» Written exercise
Leave out the pictures and copy every record exactly.

» Provided data
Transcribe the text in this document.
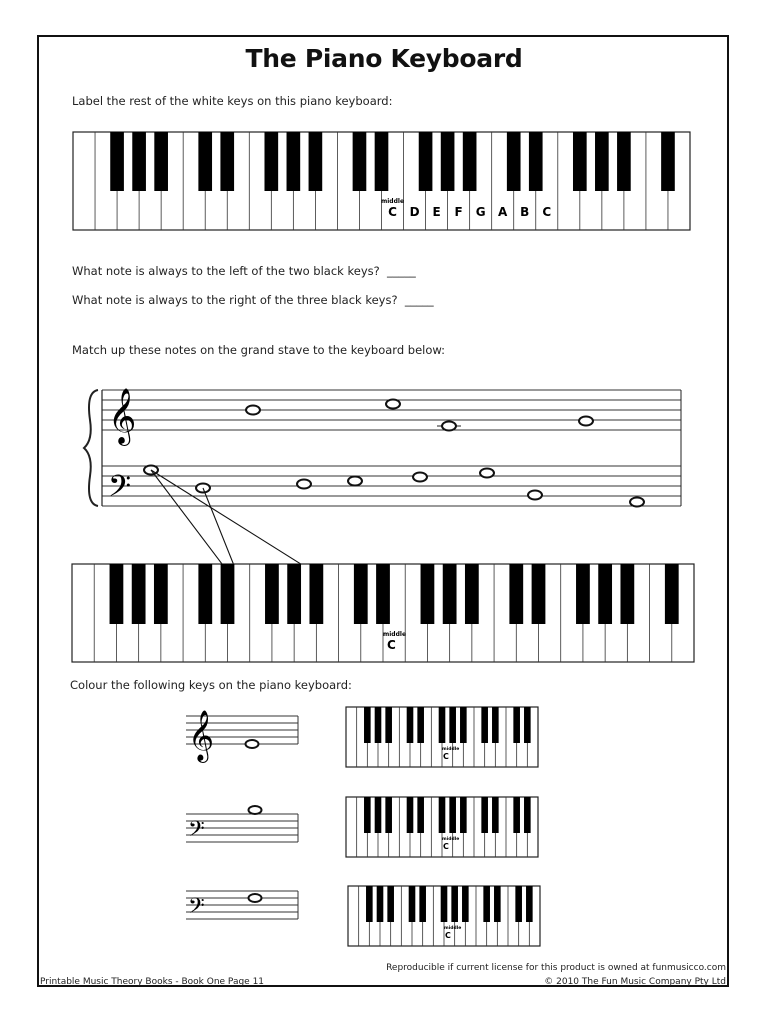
The Piano Keyboard
Label the rest of the white keys on this piano keyboard:
What note is always to the left of the two black keys? _____
What note is always to the right of the three black keys? _____
Match up these notes on the grand stave to the keyboard below:
Colour the following keys on the piano keyboard:
middle
C D E F G A B C
𝄞
𝄢
middle
C
𝄞
𝄢
𝄢
middle
C
middle
C
middle
C
Printable Music Theory Books - Book One Page 11
Reproducible if current license for this product is owned at funmusicco.com
© 2010 The Fun Music Company Pty Ltd
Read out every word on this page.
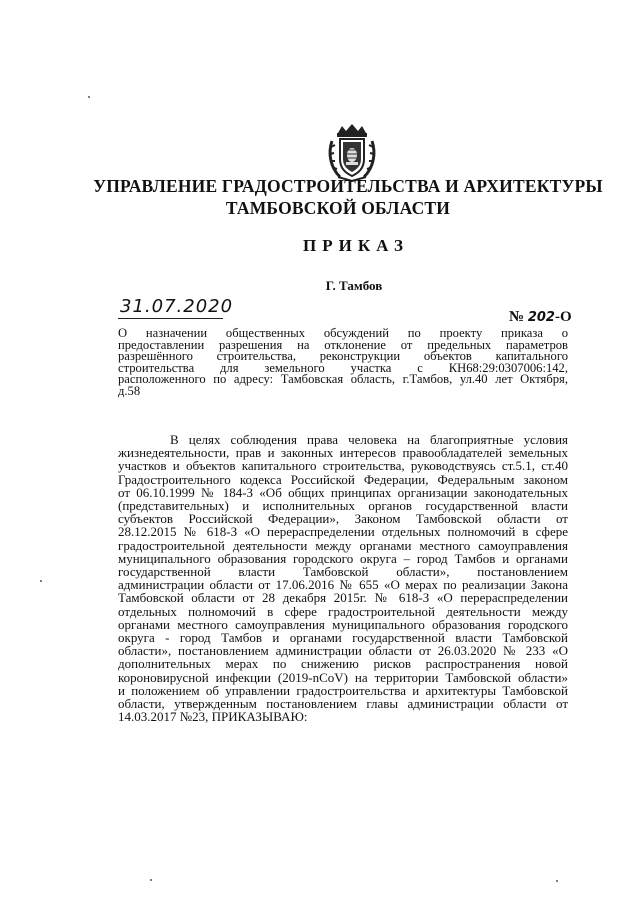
УПРАВЛЕНИЕ ГРАДОСТРОИТЕЛЬСТВА И АРХИТЕКТУРЫ
ТАМБОВСКОЙ ОБЛАСТИ
ПРИКАЗ
Г. Тамбов
31.07.2020	№ 202-О
О назначении общественных обсуждений по проекту приказа о
предоставлении разрешения на отклонение от предельных параметров
разрешённого строительства, реконструкции объектов капитального
строительства для земельного участка с КН68:29:0307006:142,
расположенного по адресу: Тамбовская область, г.Тамбов, ул.40 лет Октября,
д.58
В целях соблюдения права человека на благоприятные условия
жизнедеятельности, прав и законных интересов правообладателей земельных
участков и объектов капитального строительства, руководствуясь ст.5.1, ст.40
Градостроительного кодекса Российской Федерации, Федеральным законом
от 06.10.1999 № 184-З «Об общих принципах организации законодательных
(представительных) и исполнительных органов государственной власти
субъектов Российской Федерации», Законом Тамбовской области от
28.12.2015 № 618-З «О перераспределении отдельных полномочий в сфере
градостроительной деятельности между органами местного самоуправления
муниципального образования городского округа – город Тамбов и органами
государственной власти Тамбовской области», постановлением
администрации области от 17.06.2016 № 655 «О мерах по реализации Закона
Тамбовской области от 28 декабря 2015г. № 618-З «О перераспределении
отдельных полномочий в сфере градостроительной деятельности между
органами местного самоуправления муниципального образования городского
округа - город Тамбов и органами государственной власти Тамбовской
области», постановлением администрации области от 26.03.2020 № 233 «О
дополнительных мерах по снижению рисков распространения новой
короновирусной инфекции (2019-nCoV) на территории Тамбовской области»
и положением об управлении градостроительства и архитектуры Тамбовской
области, утвержденным постановлением главы администрации области от
14.03.2017 №23, ПРИКАЗЫВАЮ:
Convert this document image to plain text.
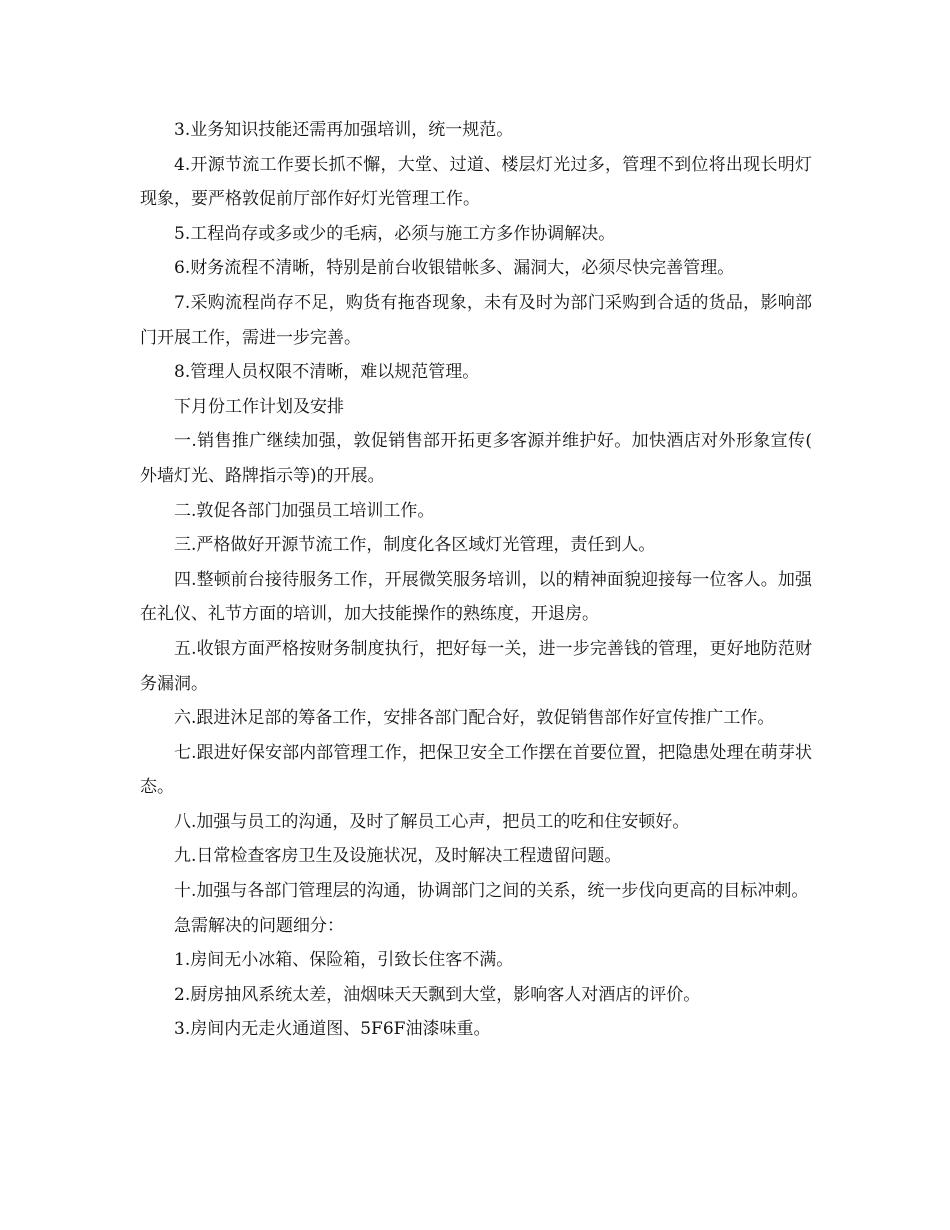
3.业务知识技能还需再加强培训，统一规范。

4.开源节流工作要长抓不懈，大堂、过道、楼层灯光过多，管理不到位将出现长明灯现象，要严格敦促前厅部作好灯光管理工作。

5.工程尚存或多或少的毛病，必须与施工方多作协调解决。

6.财务流程不清晰，特别是前台收银错帐多、漏洞大，必须尽快完善管理。

7.采购流程尚存不足，购货有拖沓现象，未有及时为部门采购到合适的货品，影响部门开展工作，需进一步完善。

8.管理人员权限不清晰，难以规范管理。

下月份工作计划及安排

一.销售推广继续加强，敦促销售部开拓更多客源并维护好。加快酒店对外形象宣传(外墙灯光、路牌指示等)的开展。

二.敦促各部门加强员工培训工作。

三.严格做好开源节流工作，制度化各区域灯光管理，责任到人。

四.整顿前台接待服务工作，开展微笑服务培训，以的精神面貌迎接每一位客人。加强在礼仪、礼节方面的培训，加大技能操作的熟练度，开退房。

五.收银方面严格按财务制度执行，把好每一关，进一步完善钱的管理，更好地防范财务漏洞。

六.跟进沐足部的筹备工作，安排各部门配合好，敦促销售部作好宣传推广工作。

七.跟进好保安部内部管理工作，把保卫安全工作摆在首要位置，把隐患处理在萌芽状态。

八.加强与员工的沟通，及时了解员工心声，把员工的吃和住安顿好。

九.日常检查客房卫生及设施状况，及时解决工程遗留问题。

十.加强与各部门管理层的沟通，协调部门之间的关系，统一步伐向更高的目标冲刺。

急需解决的问题细分：

1.房间无小冰箱、保险箱，引致长住客不满。

2.厨房抽风系统太差，油烟味天天飘到大堂，影响客人对酒店的评价。

3.房间内无走火通道图、5F6F油漆味重。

» Correct result
Transcribe the text in this document.
The Piano Keyboard
Label the rest of the white keys on this piano keyboard:
What note is always to the left of the two black keys? _____
What note is always to the right of the three black keys? _____
Match up these notes on the grand stave to the keyboard below:
Colour the following keys on the piano keyboard:
middle
C D E F G A B C
𝄞
𝄢
middle
C
𝄞
𝄢
𝄢
middle
C
middle
C
middle
C
Printable Music Theory Books - Book One Page 11
Reproducible if current license for this product is owned at funmusicco.com
© 2010 The Fun Music Company Pty Ltd
Read out every word on this page.
УПРАВЛЕНИЕ ГРАДОСТРОИТЕЛЬСТВА И АРХИТЕКТУРЫ
ТАМБОВСКОЙ ОБЛАСТИ
ПРИКАЗ
Г. Тамбов
31.07.2020	№ 202-О
О назначении общественных обсуждений по проекту приказа о
предоставлении разрешения на отклонение от предельных параметров
разрешённого строительства, реконструкции объектов капитального
строительства для земельного участка с КН68:29:0307006:142,
расположенного по адресу: Тамбовская область, г.Тамбов, ул.40 лет Октября,
д.58
В целях соблюдения права человека на благоприятные условия
жизнедеятельности, прав и законных интересов правообладателей земельных
участков и объектов капитального строительства, руководствуясь ст.5.1, ст.40
Градостроительного кодекса Российской Федерации, Федеральным законом
от 06.10.1999 № 184-З «Об общих принципах организации законодательных
(представительных) и исполнительных органов государственной власти
субъектов Российской Федерации», Законом Тамбовской области от
28.12.2015 № 618-З «О перераспределении отдельных полномочий в сфере
градостроительной деятельности между органами местного самоуправления
муниципального образования городского округа – город Тамбов и органами
государственной власти Тамбовской области», постановлением
администрации области от 17.06.2016 № 655 «О мерах по реализации Закона
Тамбовской области от 28 декабря 2015г. № 618-З «О перераспределении
отдельных полномочий в сфере градостроительной деятельности между
органами местного самоуправления муниципального образования городского
округа - город Тамбов и органами государственной власти Тамбовской
области», постановлением администрации области от 26.03.2020 № 233 «О
дополнительных мерах по снижению рисков распространения новой
короновирусной инфекции (2019-nCoV) на территории Тамбовской области»
и положением об управлении градостроительства и архитектуры Тамбовской
области, утвержденным постановлением главы администрации области от
14.03.2017 №23, ПРИКАЗЫВАЮ:
Convert this document image to plain text.
3.业务知识技能还需再加强培训，统一规范。

4.开源节流工作要长抓不懈，大堂、过道、楼层灯光过多，管理不到位将出现长明灯现象，要严格敦促前厅部作好灯光管理工作。

5.工程尚存或多或少的毛病，必须与施工方多作协调解决。

6.财务流程不清晰，特别是前台收银错帐多、漏洞大，必须尽快完善管理。

7.采购流程尚存不足，购货有拖沓现象，未有及时为部门采购到合适的货品，影响部门开展工作，需进一步完善。

8.管理人员权限不清晰，难以规范管理。

下月份工作计划及安排

一.销售推广继续加强，敦促销售部开拓更多客源并维护好。加快酒店对外形象宣传(外墙灯光、路牌指示等)的开展。

二.敦促各部门加强员工培训工作。

三.严格做好开源节流工作，制度化各区域灯光管理，责任到人。

四.整顿前台接待服务工作，开展微笑服务培训，以的精神面貌迎接每一位客人。加强在礼仪、礼节方面的培训，加大技能操作的熟练度，开退房。

五.收银方面严格按财务制度执行，把好每一关，进一步完善钱的管理，更好地防范财务漏洞。

六.跟进沐足部的筹备工作，安排各部门配合好，敦促销售部作好宣传推广工作。

七.跟进好保安部内部管理工作，把保卫安全工作摆在首要位置，把隐患处理在萌芽状态。

八.加强与员工的沟通，及时了解员工心声，把员工的吃和住安顿好。

九.日常检查客房卫生及设施状况，及时解决工程遗留问题。

十.加强与各部门管理层的沟通，协调部门之间的关系，统一步伐向更高的目标冲刺。

急需解决的问题细分：

1.房间无小冰箱、保险箱，引致长住客不满。

2.厨房抽风系统太差，油烟味天天飘到大堂，影响客人对酒店的评价。

3.房间内无走火通道图、5F6F油漆味重。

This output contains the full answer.